### [How to complete this task]
Copy the passage from the opinion piece on Congress word for word, starting at "If we don’t like turning" and ending at "them. We can vote.".

### [Text segment]
The result is that COVID-19 has become a pandemic of the unvaccinated whose selfishness and moral deficits have put the entire country at risk.

And Congress — which is supposed to act in the best interests of the entire country (at least the majority of the country) — dithers. It does nothing.

Who would have thought that the massive and tragic losses of life and property due to uncontrollable wildfires in the West, unheard of and devastating extreme weather-producing floods in the East and South, and drought conditions that could and will choke not only the horses but the 40 million to 50 million people living in the Southwest, would not be addressed by a national will to fix our infrastructure deficits and do all we can to reduce the certainty of uninhabitable climate changes exacerbated by man?

And, yet, Congress dithers. It does nothing.

And who could have conceived that an angry mob, which attacked the seat of government on Jan. 6, would not have been universally condemned by those in Congress? And, instead, given a pass by elected cowards, afraid to stand up for our constitutional way of life?

Congress continues to dither. It continues to do nothing.

And who could have actually believed that the Supreme Court would eventually find a way to disenfranchise fully one half of every American living today (that would be the female of the species) by allowing a vigilante system to exist in this country where bounties on the heads of innocents are encouraged and condoned by the state — of Texas, that is?

But it has. And Congress, once again, dithers.

But there may be that proverbial silver lining lurking about. I believe that the right-wing ideologues on the high court, who have hijacked the last remaining semblance of fairness and justice in this country for ordinary Americans, while they may not have intended to do so, have given the people who believe in America as a democracy no other choice than to step up and let their voices be heard.

If we don’t like turning neighbor against neighbor — for a $10,000 bounty — just because a woman wants to control her own body without interference from government, we can do something about it. We can vote.

If we don’t like the prospect of floodwaters, hurricanes, tornadoes, wildfires and drought destroying all that we have built — not to mention the thousands of lives that are flushed away annually as a result — we can do something about it. We can vote.

And if we don’t like the idea that a small minority of ignorant Americans can turn their backs on science, their families, their neighbors and their business communities by refusing to get vaccinated and wear masks until this pandemic is defeated, we can do something about them. We can vote.

And right now the only way to effect the change we need to keep our democracy out of the hands of a willful and selfish minority of Americans — we should call them by their name — autocrats — is to vote Democratic.

(Document understanding data)
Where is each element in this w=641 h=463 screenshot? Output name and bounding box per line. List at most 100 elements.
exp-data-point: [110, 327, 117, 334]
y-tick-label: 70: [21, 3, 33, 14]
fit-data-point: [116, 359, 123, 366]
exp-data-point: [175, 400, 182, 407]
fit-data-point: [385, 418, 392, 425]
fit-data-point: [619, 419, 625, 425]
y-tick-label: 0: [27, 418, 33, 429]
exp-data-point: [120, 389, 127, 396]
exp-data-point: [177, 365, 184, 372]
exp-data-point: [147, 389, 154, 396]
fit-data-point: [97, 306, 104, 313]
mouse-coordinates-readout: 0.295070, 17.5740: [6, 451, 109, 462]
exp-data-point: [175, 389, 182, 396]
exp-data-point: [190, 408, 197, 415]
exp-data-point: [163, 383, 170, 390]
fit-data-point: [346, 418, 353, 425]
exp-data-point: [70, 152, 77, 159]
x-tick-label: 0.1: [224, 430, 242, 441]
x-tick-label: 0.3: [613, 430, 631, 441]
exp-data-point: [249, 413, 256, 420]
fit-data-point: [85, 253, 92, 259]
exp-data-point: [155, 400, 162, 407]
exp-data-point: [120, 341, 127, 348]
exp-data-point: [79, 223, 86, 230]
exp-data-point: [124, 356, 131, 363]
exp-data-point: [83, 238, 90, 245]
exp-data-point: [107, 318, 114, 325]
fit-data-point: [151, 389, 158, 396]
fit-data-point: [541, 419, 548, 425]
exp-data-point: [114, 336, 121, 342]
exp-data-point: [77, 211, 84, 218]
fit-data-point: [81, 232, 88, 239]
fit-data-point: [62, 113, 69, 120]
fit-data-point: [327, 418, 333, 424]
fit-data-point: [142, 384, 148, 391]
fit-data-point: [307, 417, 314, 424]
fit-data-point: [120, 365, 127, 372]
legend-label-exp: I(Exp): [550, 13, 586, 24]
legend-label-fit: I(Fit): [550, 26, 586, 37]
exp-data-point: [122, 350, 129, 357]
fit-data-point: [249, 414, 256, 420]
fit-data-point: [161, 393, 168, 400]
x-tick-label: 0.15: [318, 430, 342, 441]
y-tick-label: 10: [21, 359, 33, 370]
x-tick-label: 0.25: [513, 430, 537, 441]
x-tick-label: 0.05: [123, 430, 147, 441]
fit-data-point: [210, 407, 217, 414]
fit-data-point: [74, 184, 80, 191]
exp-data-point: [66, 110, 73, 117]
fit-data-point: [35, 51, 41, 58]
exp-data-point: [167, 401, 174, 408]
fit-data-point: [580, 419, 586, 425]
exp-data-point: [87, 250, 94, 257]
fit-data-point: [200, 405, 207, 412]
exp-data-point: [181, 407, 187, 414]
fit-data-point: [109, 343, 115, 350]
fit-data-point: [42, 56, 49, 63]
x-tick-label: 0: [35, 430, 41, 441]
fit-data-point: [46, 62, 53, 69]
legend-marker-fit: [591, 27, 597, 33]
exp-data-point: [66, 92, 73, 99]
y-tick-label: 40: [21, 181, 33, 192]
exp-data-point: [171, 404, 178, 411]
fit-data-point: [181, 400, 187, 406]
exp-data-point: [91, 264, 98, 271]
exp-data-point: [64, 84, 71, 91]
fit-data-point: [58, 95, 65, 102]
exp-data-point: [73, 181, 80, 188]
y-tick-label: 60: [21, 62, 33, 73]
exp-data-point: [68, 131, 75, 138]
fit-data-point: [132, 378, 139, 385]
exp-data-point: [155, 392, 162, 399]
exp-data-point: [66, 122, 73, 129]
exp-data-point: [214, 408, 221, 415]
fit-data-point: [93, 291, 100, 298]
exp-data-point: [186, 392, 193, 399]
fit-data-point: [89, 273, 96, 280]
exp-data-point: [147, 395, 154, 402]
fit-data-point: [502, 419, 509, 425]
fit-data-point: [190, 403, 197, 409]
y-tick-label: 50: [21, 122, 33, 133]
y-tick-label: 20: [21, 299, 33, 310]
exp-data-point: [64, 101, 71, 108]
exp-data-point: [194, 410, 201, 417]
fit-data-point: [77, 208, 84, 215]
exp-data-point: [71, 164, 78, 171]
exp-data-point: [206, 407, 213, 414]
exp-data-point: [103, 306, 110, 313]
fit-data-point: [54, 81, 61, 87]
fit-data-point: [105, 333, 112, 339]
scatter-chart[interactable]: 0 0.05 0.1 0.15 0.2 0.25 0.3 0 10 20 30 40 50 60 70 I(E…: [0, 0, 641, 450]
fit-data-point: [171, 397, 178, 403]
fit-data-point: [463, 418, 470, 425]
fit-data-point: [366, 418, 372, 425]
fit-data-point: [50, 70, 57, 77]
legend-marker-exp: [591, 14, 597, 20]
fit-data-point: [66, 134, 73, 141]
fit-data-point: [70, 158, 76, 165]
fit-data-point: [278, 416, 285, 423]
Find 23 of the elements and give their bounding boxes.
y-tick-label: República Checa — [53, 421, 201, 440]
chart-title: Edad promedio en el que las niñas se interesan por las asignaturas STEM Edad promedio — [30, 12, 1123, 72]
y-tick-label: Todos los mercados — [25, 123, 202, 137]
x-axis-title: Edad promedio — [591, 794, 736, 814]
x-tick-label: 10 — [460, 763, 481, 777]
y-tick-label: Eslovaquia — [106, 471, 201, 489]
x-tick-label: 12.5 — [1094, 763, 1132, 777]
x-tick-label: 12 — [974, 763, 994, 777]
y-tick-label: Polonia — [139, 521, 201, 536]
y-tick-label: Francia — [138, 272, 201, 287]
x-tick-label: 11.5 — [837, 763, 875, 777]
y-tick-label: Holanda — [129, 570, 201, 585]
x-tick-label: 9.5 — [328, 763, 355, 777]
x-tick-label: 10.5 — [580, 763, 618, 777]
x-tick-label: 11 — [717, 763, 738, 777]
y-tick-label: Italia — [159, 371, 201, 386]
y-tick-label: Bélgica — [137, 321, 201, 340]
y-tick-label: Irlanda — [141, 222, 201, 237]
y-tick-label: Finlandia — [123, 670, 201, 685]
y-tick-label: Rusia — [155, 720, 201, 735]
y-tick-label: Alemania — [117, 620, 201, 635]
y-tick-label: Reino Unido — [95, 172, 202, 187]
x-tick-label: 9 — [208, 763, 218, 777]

### [Written solution]
If we don’t like turning neighbor against neighbor — for a $10,000 bounty — just because a woman wants to control her own body without interference from government, we can do something about it. We can vote.

If we don’t like the prospect of floodwaters, hurricanes, tornadoes, wildfires and drought destroying all that we have built — not to mention the thousands of lives that are flushed away annually as a result — we can do something about it. We can vote.

And if we don’t like the idea that a small minority of ignorant Americans can turn their backs on science, their families, their neighbors and their business communities by refusing to get vaccinated and wear masks until this pandemic is defeated, we can do something about them. We can vote.